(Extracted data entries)
—————

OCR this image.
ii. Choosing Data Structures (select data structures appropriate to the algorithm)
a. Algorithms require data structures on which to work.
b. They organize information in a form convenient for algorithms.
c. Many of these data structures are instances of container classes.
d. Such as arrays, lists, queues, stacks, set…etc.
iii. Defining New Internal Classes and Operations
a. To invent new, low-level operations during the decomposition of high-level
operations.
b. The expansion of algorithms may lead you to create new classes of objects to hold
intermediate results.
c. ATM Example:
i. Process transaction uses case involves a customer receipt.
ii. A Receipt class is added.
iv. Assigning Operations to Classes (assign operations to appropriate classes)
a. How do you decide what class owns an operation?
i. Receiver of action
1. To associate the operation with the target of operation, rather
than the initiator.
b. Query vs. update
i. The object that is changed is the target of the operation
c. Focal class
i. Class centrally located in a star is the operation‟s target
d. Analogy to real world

—————

◆ Problem requirements: From the records, copy every line that has the string "appropriate" in it.

◆ Solution for this problem:
ii. Choosing Data Structures (select data structures appropriate to the algorithm)
iv. Assigning Operations to Classes (assign operations to appropriate classes)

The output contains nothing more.